#### Instructions to follow:
Go through the entries below and count the lines holding the word "true". Reply with only the number, please.

(Stored data)
* * *

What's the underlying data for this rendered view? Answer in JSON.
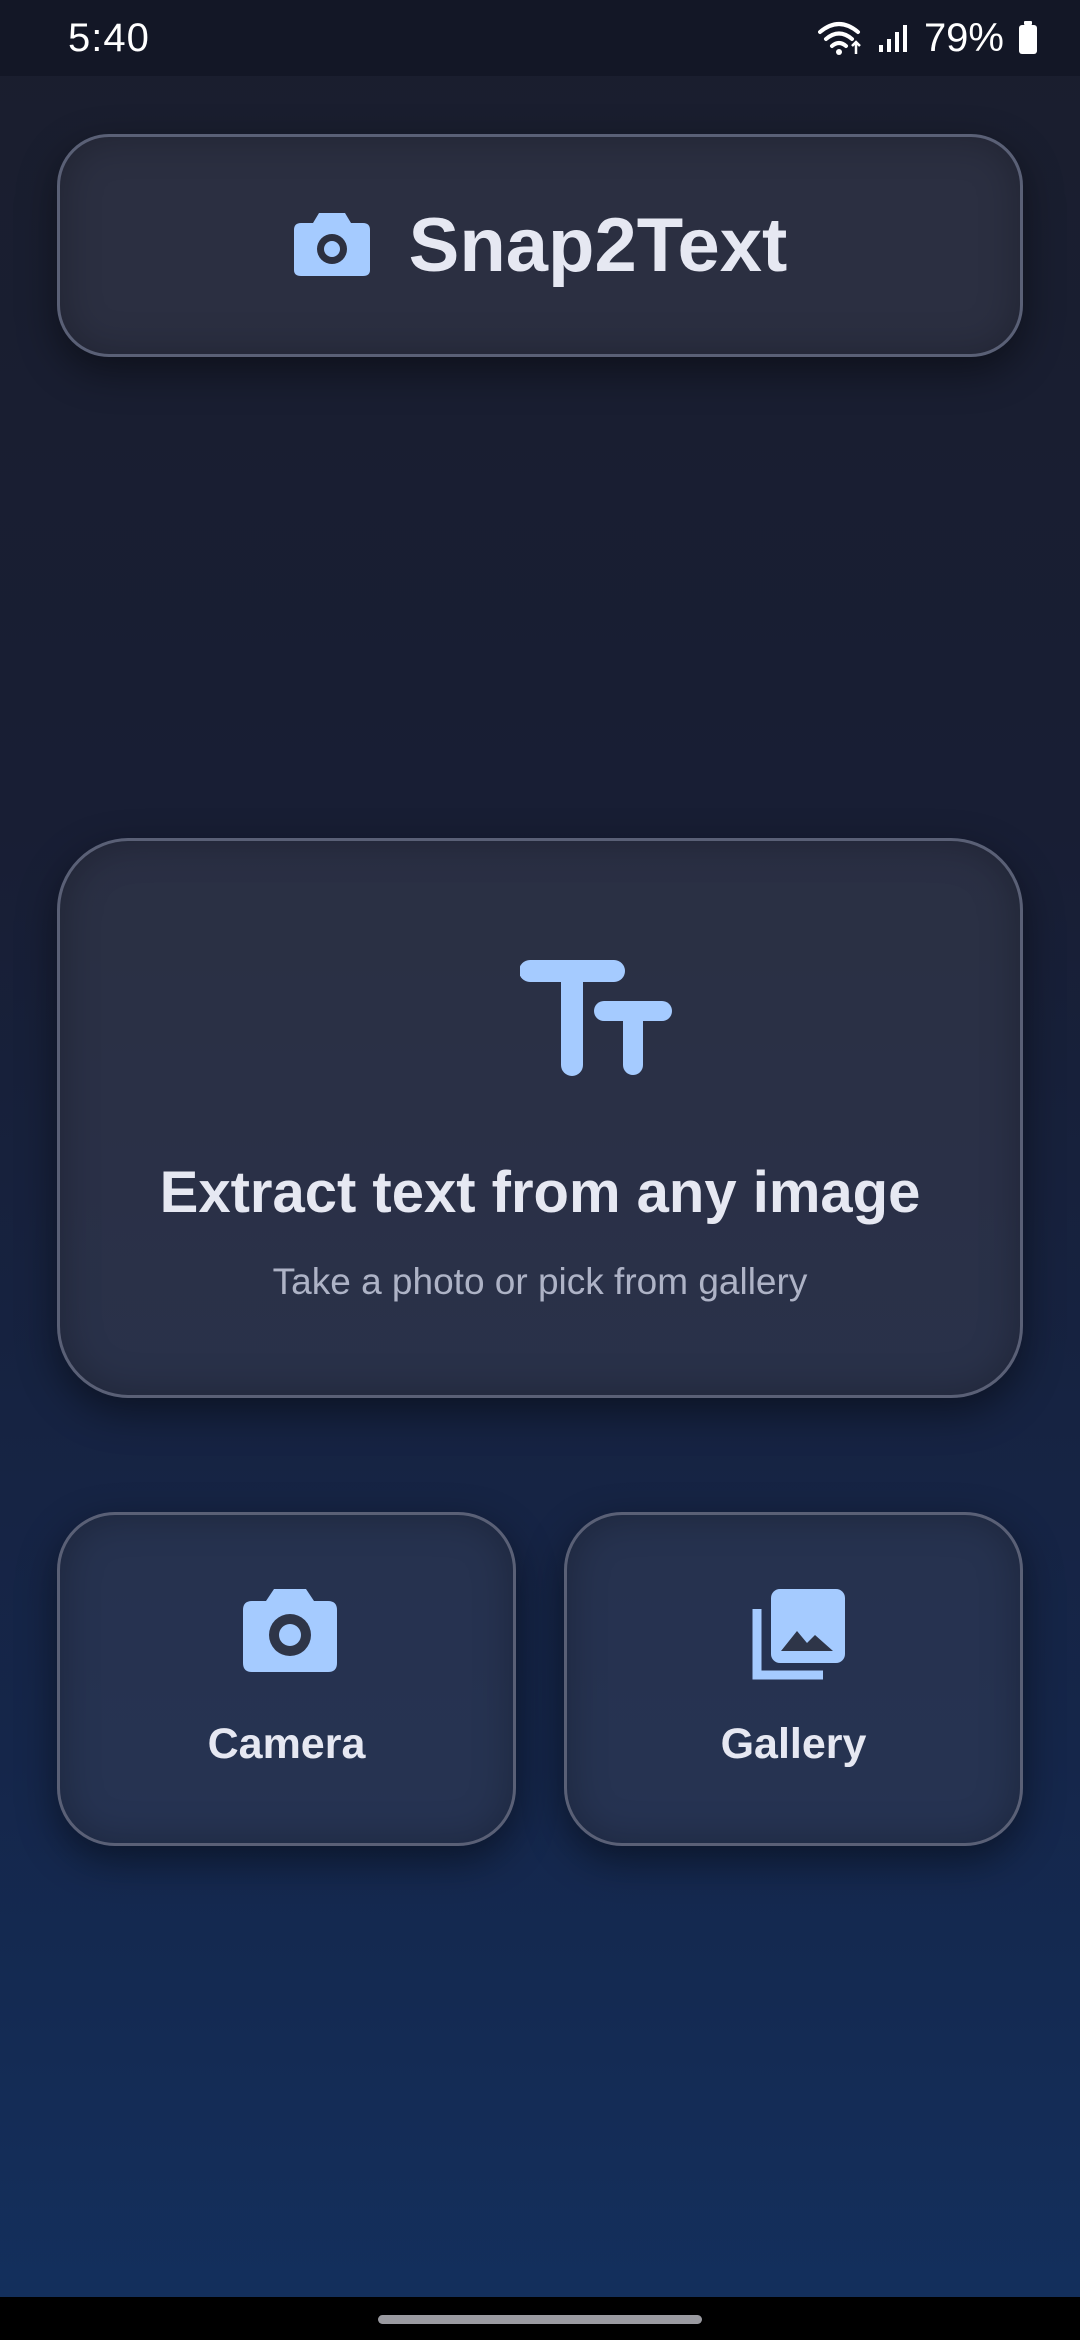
{
  "status_bar": {
    "time": "5:40",
    "battery": "79%",
    "icons": [
      "wifi-icon",
      "signal-icon",
      "battery-icon"
    ]
  },
  "header": {
    "icon": "camera-icon",
    "title": "Snap2Text"
  },
  "hero": {
    "icon": "text-size-icon",
    "title": "Extract text from any image",
    "subtitle": "Take a photo or pick from gallery"
  },
  "actions": [
    {
      "icon": "camera-icon",
      "label": "Camera"
    },
    {
      "icon": "gallery-icon",
      "label": "Gallery"
    }
  ],
  "colors": {
    "accent": "#a5cbff",
    "background_top": "#1a1e2e",
    "background_bottom": "#13305e",
    "card_border": "#5a6076"
  }
}
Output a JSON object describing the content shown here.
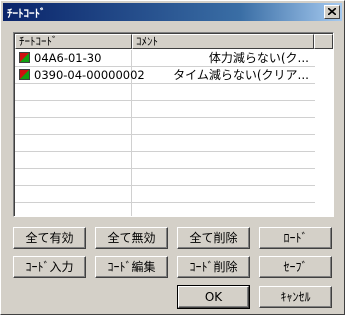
{
  "dialog": {
    "title": "ﾁｰﾄｺｰﾄﾞ"
  },
  "list": {
    "columns": [
      "ﾁｰﾄｺｰﾄﾞ",
      "ｺﾒﾝﾄ"
    ],
    "rows": [
      {
        "code": "04A6-01-30",
        "comment": "体力減らない(ク..."
      },
      {
        "code": "0390-04-00000002",
        "comment": "タイム減らない(クリア..."
      }
    ]
  },
  "buttons": {
    "enable_all": "全て有効",
    "disable_all": "全て無効",
    "delete_all": "全て削除",
    "load": "ﾛｰﾄﾞ",
    "code_input": "ｺｰﾄﾞ入力",
    "code_edit": "ｺｰﾄﾞ編集",
    "code_delete": "ｺｰﾄﾞ削除",
    "save": "ｾｰﾌﾞ",
    "ok": "OK",
    "cancel": "ｷｬﾝｾﾙ"
  }
}
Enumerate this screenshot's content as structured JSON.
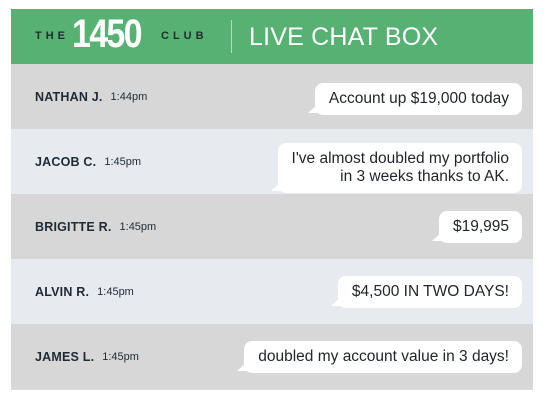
{
  "header": {
    "logo_the": "THE",
    "logo_number": "1450",
    "logo_club": "CLUB",
    "title": "LIVE CHAT BOX",
    "background": "#56b172"
  },
  "messages": [
    {
      "name": "NATHAN J.",
      "time": "1:44pm",
      "text": "Account up $19,000 today"
    },
    {
      "name": "JACOB C.",
      "time": "1:45pm",
      "text": "I've almost doubled my portfolio\nin 3 weeks thanks to AK."
    },
    {
      "name": "BRIGITTE R.",
      "time": "1:45pm",
      "text": "$19,995"
    },
    {
      "name": "ALVIN R.",
      "time": "1:45pm",
      "text": "$4,500 IN TWO DAYS!"
    },
    {
      "name": "JAMES L.",
      "time": "1:45pm",
      "text": "doubled my account value in 3 days!"
    }
  ]
}
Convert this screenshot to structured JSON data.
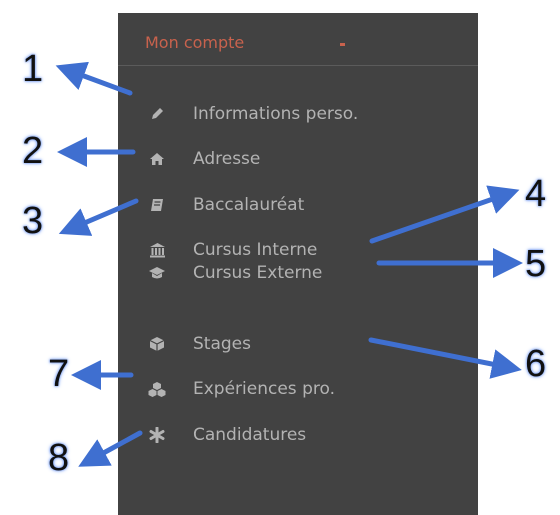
{
  "menu": {
    "title": "Mon compte",
    "items": [
      {
        "label": "Informations perso.",
        "icon": "pencil-icon"
      },
      {
        "label": "Adresse",
        "icon": "home-icon"
      },
      {
        "label": "Baccalauréat",
        "icon": "book-icon"
      },
      {
        "label": "Cursus Interne",
        "icon": "bank-icon"
      },
      {
        "label": "Cursus Externe",
        "icon": "graduation-cap-icon"
      },
      {
        "label": "Stages",
        "icon": "cube-icon"
      },
      {
        "label": "Expériences pro.",
        "icon": "cubes-icon"
      },
      {
        "label": "Candidatures",
        "icon": "asterisk-icon"
      }
    ]
  },
  "annotations": {
    "labels": [
      "1",
      "2",
      "3",
      "4",
      "5",
      "6",
      "7",
      "8"
    ]
  },
  "colors": {
    "panel_bg": "#424242",
    "title": "#c8624d",
    "item_text": "#b3b3b3",
    "arrow": "#3f6fd0"
  }
}
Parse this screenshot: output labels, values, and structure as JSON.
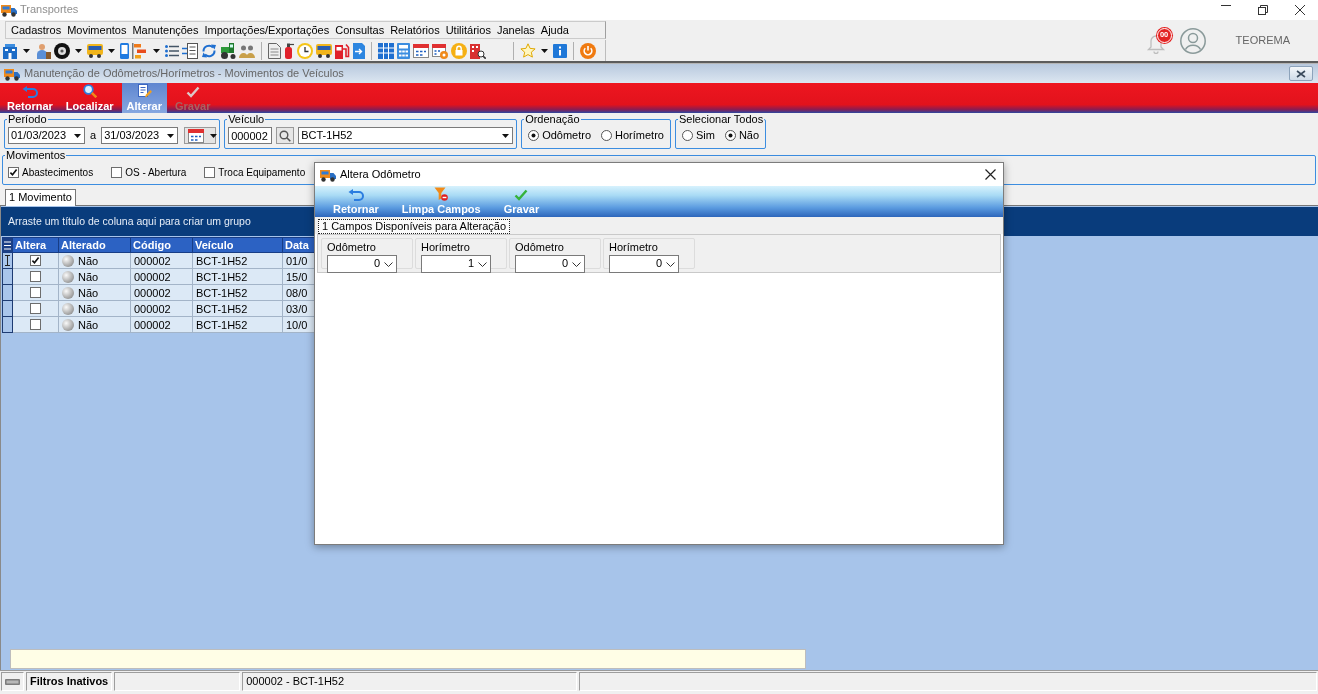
{
  "window": {
    "title": "Transportes"
  },
  "menu": [
    "Cadastros",
    "Movimentos",
    "Manutenções",
    "Importações/Exportações",
    "Consultas",
    "Relatórios",
    "Utilitários",
    "Janelas",
    "Ajuda"
  ],
  "notifications": {
    "badge": "00"
  },
  "user": {
    "name": "TEOREMA"
  },
  "child_window": {
    "title": "Manutenção de Odômetros/Horímetros - Movimentos de Veículos"
  },
  "toolbar": [
    {
      "label": "Retornar",
      "kind": "back",
      "selected": false,
      "disabled": false
    },
    {
      "label": "Localizar",
      "kind": "search",
      "selected": false,
      "disabled": false
    },
    {
      "label": "Alterar",
      "kind": "edit",
      "selected": true,
      "disabled": false
    },
    {
      "label": "Gravar",
      "kind": "save",
      "selected": false,
      "disabled": true
    }
  ],
  "filters": {
    "period": {
      "label": "Período",
      "from": "01/03/2023",
      "separator": "a",
      "to": "31/03/2023"
    },
    "vehicle": {
      "label": "Veículo",
      "code": "000002",
      "name": "BCT-1H52"
    },
    "ordering": {
      "label": "Ordenação",
      "options": [
        {
          "label": "Odômetro",
          "selected": true
        },
        {
          "label": "Horímetro",
          "selected": false
        }
      ]
    },
    "select_all": {
      "label": "Selecionar Todos",
      "options": [
        {
          "label": "Sim",
          "selected": false
        },
        {
          "label": "Não",
          "selected": true
        }
      ]
    }
  },
  "movements": {
    "label": "Movimentos",
    "options": [
      {
        "label": "Abastecimentos",
        "checked": true
      },
      {
        "label": "OS - Abertura",
        "checked": false
      },
      {
        "label": "Troca Equipamento",
        "checked": false
      }
    ]
  },
  "tabs": [
    {
      "label": "1 Movimento",
      "selected": true
    }
  ],
  "grid": {
    "group_hint": "Arraste um título de coluna aqui para criar um grupo",
    "columns": [
      "Altera",
      "Alterado",
      "Código",
      "Veículo",
      "Data"
    ],
    "rows": [
      {
        "current": true,
        "cells": [
          {
            "kind": "checkbox",
            "checked": true
          },
          {
            "kind": "status",
            "text": "Não"
          },
          {
            "kind": "text",
            "text": "000002"
          },
          {
            "kind": "text",
            "text": "BCT-1H52"
          },
          {
            "kind": "text",
            "text": "01/0"
          }
        ]
      },
      {
        "current": false,
        "cells": [
          {
            "kind": "checkbox",
            "checked": false
          },
          {
            "kind": "status",
            "text": "Não"
          },
          {
            "kind": "text",
            "text": "000002"
          },
          {
            "kind": "text",
            "text": "BCT-1H52"
          },
          {
            "kind": "text",
            "text": "15/0"
          }
        ]
      },
      {
        "current": false,
        "cells": [
          {
            "kind": "checkbox",
            "checked": false
          },
          {
            "kind": "status",
            "text": "Não"
          },
          {
            "kind": "text",
            "text": "000002"
          },
          {
            "kind": "text",
            "text": "BCT-1H52"
          },
          {
            "kind": "text",
            "text": "08/0"
          }
        ]
      },
      {
        "current": false,
        "cells": [
          {
            "kind": "checkbox",
            "checked": false
          },
          {
            "kind": "status",
            "text": "Não"
          },
          {
            "kind": "text",
            "text": "000002"
          },
          {
            "kind": "text",
            "text": "BCT-1H52"
          },
          {
            "kind": "text",
            "text": "03/0"
          }
        ]
      },
      {
        "current": false,
        "cells": [
          {
            "kind": "checkbox",
            "checked": false
          },
          {
            "kind": "status",
            "text": "Não"
          },
          {
            "kind": "text",
            "text": "000002"
          },
          {
            "kind": "text",
            "text": "BCT-1H52"
          },
          {
            "kind": "text",
            "text": "10/0"
          }
        ]
      }
    ]
  },
  "status_bar": {
    "filters": "Filtros Inativos",
    "vehicle": "000002 - BCT-1H52"
  },
  "dialog": {
    "title": "Altera Odômetro",
    "toolbar": [
      {
        "label": "Retornar",
        "kind": "back"
      },
      {
        "label": "Limpa Campos",
        "kind": "clear"
      },
      {
        "label": "Gravar",
        "kind": "save"
      }
    ],
    "tabs": [
      {
        "label": "1 Campos Disponíveis para Alteração",
        "selected": true
      }
    ],
    "fields": [
      {
        "label": "Odômetro",
        "value": "0"
      },
      {
        "label": "Horímetro",
        "value": "1"
      },
      {
        "label": "Odômetro",
        "value": "0"
      },
      {
        "label": "Horímetro",
        "value": "0"
      }
    ]
  }
}
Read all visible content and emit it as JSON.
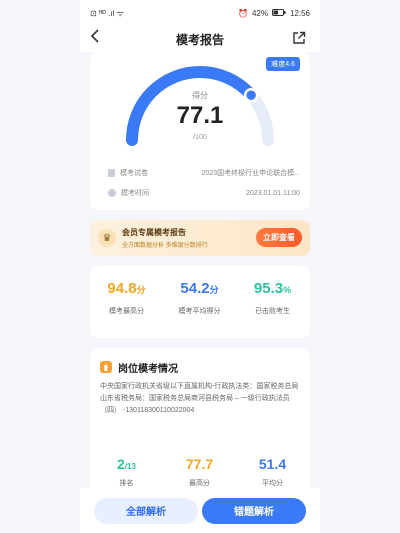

* * *

#### The reply:
9